What to produce
Every entry that follows should be reproduced exactly.

Dataset excerpts:
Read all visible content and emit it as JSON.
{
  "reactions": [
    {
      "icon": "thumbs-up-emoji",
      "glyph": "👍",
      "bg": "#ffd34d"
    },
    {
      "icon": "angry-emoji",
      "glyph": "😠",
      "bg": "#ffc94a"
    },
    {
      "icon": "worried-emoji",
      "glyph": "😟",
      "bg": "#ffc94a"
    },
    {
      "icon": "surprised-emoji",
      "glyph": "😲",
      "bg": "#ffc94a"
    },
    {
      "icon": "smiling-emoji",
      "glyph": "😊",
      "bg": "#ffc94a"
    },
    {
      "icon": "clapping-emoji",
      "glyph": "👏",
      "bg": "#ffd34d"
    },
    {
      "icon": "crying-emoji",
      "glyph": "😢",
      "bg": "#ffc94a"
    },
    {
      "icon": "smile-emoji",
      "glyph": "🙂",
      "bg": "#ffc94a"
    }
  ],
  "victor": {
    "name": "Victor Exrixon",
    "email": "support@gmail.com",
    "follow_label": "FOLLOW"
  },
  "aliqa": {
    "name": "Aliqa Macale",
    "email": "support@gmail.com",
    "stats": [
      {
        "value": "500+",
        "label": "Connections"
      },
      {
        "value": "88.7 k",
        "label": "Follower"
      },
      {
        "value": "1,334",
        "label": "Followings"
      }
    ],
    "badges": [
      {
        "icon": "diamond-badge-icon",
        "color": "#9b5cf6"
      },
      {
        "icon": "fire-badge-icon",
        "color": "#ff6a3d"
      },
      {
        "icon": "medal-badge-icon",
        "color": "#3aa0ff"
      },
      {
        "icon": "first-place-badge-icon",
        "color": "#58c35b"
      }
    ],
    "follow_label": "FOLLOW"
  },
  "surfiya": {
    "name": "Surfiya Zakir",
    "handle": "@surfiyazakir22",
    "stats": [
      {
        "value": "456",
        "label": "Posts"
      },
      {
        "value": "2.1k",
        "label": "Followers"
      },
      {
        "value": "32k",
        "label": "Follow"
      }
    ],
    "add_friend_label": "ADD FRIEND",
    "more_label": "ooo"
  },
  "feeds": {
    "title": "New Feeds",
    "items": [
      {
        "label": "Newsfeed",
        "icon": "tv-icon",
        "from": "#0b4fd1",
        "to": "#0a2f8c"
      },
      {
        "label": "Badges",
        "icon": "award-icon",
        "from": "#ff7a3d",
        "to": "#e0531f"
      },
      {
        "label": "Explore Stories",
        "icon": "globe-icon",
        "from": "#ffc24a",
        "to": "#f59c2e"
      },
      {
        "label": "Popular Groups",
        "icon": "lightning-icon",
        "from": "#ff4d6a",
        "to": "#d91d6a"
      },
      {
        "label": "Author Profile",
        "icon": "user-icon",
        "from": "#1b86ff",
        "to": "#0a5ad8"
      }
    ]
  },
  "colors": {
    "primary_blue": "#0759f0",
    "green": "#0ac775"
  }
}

Reply to the exercise
Read all visible content and emit it as JSON.
{
  "reactions": [
    {
      "icon": "thumbs-up-emoji",
      "glyph": "👍",
      "bg": "#ffd34d"
    },
    {
      "icon": "angry-emoji",
      "glyph": "😠",
      "bg": "#ffc94a"
    },
    {
      "icon": "worried-emoji",
      "glyph": "😟",
      "bg": "#ffc94a"
    },
    {
      "icon": "surprised-emoji",
      "glyph": "😲",
      "bg": "#ffc94a"
    },
    {
      "icon": "smiling-emoji",
      "glyph": "😊",
      "bg": "#ffc94a"
    },
    {
      "icon": "clapping-emoji",
      "glyph": "👏",
      "bg": "#ffd34d"
    },
    {
      "icon": "crying-emoji",
      "glyph": "😢",
      "bg": "#ffc94a"
    },
    {
      "icon": "smile-emoji",
      "glyph": "🙂",
      "bg": "#ffc94a"
    }
  ],
  "victor": {
    "name": "Victor Exrixon",
    "email": "support@gmail.com",
    "follow_label": "FOLLOW"
  },
  "aliqa": {
    "name": "Aliqa Macale",
    "email": "support@gmail.com",
    "stats": [
      {
        "value": "500+",
        "label": "Connections"
      },
      {
        "value": "88.7 k",
        "label": "Follower"
      },
      {
        "value": "1,334",
        "label": "Followings"
      }
    ],
    "badges": [
      {
        "icon": "diamond-badge-icon",
        "color": "#9b5cf6"
      },
      {
        "icon": "fire-badge-icon",
        "color": "#ff6a3d"
      },
      {
        "icon": "medal-badge-icon",
        "color": "#3aa0ff"
      },
      {
        "icon": "first-place-badge-icon",
        "color": "#58c35b"
      }
    ],
    "follow_label": "FOLLOW"
  },
  "surfiya": {
    "name": "Surfiya Zakir",
    "handle": "@surfiyazakir22",
    "stats": [
      {
        "value": "456",
        "label": "Posts"
      },
      {
        "value": "2.1k",
        "label": "Followers"
      },
      {
        "value": "32k",
        "label": "Follow"
      }
    ],
    "add_friend_label": "ADD FRIEND",
    "more_label": "ooo"
  },
  "feeds": {
    "title": "New Feeds",
    "items": [
      {
        "label": "Newsfeed",
        "icon": "tv-icon",
        "from": "#0b4fd1",
        "to": "#0a2f8c"
      },
      {
        "label": "Badges",
        "icon": "award-icon",
        "from": "#ff7a3d",
        "to": "#e0531f"
      },
      {
        "label": "Explore Stories",
        "icon": "globe-icon",
        "from": "#ffc24a",
        "to": "#f59c2e"
      },
      {
        "label": "Popular Groups",
        "icon": "lightning-icon",
        "from": "#ff4d6a",
        "to": "#d91d6a"
      },
      {
        "label": "Author Profile",
        "icon": "user-icon",
        "from": "#1b86ff",
        "to": "#0a5ad8"
      }
    ]
  },
  "colors": {
    "primary_blue": "#0759f0",
    "green": "#0ac775"
  }
}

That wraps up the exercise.